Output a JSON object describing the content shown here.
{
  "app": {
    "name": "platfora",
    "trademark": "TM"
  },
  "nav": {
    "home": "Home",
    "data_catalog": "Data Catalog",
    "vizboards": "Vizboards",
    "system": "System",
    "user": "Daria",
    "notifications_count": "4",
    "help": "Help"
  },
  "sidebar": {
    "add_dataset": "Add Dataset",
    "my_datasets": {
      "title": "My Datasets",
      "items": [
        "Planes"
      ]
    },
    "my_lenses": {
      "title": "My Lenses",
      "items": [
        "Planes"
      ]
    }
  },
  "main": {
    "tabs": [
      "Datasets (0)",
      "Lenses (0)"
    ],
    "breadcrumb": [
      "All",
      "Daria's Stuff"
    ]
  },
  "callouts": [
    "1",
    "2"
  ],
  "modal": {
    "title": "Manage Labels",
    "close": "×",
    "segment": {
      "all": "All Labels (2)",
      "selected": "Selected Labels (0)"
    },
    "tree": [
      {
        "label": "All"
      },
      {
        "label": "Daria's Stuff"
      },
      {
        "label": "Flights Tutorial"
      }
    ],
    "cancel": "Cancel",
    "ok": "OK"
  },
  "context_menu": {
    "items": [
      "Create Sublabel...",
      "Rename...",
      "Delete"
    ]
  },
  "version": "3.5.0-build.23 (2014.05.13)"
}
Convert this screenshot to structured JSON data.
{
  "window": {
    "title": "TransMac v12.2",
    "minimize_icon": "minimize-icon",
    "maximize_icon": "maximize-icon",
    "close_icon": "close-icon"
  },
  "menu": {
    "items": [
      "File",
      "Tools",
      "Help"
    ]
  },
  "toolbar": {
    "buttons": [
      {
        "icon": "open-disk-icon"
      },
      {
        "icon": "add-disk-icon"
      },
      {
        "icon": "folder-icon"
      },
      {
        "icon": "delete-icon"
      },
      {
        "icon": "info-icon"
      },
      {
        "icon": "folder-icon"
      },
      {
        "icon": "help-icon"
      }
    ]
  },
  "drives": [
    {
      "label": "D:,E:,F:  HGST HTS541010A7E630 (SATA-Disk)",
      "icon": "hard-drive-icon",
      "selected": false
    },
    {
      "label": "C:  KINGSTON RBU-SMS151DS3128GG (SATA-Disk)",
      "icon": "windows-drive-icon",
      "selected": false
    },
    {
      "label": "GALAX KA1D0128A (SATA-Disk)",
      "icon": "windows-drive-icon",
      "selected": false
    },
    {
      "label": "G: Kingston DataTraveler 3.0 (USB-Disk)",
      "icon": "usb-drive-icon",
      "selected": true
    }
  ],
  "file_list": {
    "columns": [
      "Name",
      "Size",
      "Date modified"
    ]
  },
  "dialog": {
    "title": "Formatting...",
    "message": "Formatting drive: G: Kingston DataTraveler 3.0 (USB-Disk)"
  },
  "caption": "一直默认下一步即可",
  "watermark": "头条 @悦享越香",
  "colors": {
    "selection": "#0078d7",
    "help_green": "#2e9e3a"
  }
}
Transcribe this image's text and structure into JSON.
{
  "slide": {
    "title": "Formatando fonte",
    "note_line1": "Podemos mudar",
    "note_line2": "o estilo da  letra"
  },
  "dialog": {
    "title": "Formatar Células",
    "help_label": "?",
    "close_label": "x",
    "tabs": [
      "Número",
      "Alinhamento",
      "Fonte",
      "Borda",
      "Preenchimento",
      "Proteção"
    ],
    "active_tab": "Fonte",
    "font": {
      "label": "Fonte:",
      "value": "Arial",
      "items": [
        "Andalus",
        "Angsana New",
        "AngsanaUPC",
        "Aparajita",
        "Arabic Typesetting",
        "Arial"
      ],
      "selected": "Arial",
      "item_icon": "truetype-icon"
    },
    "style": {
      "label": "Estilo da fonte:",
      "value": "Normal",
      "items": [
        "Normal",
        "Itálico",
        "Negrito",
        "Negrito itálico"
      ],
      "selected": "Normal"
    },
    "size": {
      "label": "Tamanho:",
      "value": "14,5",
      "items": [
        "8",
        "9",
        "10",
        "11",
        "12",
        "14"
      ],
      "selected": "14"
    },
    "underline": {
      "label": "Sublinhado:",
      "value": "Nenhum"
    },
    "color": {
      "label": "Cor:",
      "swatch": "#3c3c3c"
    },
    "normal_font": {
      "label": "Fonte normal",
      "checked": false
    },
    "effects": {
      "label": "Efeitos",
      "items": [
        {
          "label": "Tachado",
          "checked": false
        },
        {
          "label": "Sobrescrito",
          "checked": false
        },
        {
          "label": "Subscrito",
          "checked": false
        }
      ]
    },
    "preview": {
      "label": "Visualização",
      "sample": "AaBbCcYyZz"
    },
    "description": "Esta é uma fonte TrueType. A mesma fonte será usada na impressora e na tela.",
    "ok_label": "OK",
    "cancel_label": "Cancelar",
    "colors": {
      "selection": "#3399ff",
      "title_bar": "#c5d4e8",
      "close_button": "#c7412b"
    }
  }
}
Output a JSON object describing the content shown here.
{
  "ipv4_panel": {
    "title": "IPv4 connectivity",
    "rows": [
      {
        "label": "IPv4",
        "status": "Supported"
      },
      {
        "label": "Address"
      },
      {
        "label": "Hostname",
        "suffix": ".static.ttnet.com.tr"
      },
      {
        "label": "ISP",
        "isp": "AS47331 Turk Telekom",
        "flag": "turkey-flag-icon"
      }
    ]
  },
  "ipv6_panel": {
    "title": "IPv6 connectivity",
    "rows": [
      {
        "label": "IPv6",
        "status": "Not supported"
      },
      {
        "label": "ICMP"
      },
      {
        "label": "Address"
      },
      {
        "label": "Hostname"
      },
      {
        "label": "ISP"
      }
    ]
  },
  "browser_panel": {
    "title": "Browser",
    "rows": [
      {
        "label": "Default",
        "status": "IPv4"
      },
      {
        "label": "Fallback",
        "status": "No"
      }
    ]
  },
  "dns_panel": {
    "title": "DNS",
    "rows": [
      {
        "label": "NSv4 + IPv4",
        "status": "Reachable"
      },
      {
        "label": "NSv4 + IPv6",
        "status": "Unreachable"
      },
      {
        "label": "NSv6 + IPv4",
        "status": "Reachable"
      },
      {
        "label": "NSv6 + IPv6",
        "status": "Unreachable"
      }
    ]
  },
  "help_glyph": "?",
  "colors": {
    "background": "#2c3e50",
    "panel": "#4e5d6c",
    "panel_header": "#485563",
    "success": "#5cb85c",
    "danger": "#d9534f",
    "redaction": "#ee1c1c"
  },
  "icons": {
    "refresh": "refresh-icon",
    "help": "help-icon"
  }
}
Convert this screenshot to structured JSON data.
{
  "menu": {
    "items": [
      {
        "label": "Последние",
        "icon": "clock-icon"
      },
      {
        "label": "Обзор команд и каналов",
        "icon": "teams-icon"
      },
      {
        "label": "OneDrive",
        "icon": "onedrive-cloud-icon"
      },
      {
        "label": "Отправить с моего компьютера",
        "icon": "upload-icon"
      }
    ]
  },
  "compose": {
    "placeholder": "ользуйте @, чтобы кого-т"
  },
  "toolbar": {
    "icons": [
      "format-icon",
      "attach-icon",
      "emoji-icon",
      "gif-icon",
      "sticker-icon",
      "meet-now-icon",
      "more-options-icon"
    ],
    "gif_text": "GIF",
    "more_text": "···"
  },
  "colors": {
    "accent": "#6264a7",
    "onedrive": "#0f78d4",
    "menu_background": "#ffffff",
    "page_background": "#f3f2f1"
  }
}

● ● ● ● ●

TASK TO CARRY OUT » Report every line in the data above in which the word "value" appears.

EXPECTED ANSWER »
      "value": "Arial",
      "value": "Normal",
      "value": "14,5",
      "value": "Nenhum"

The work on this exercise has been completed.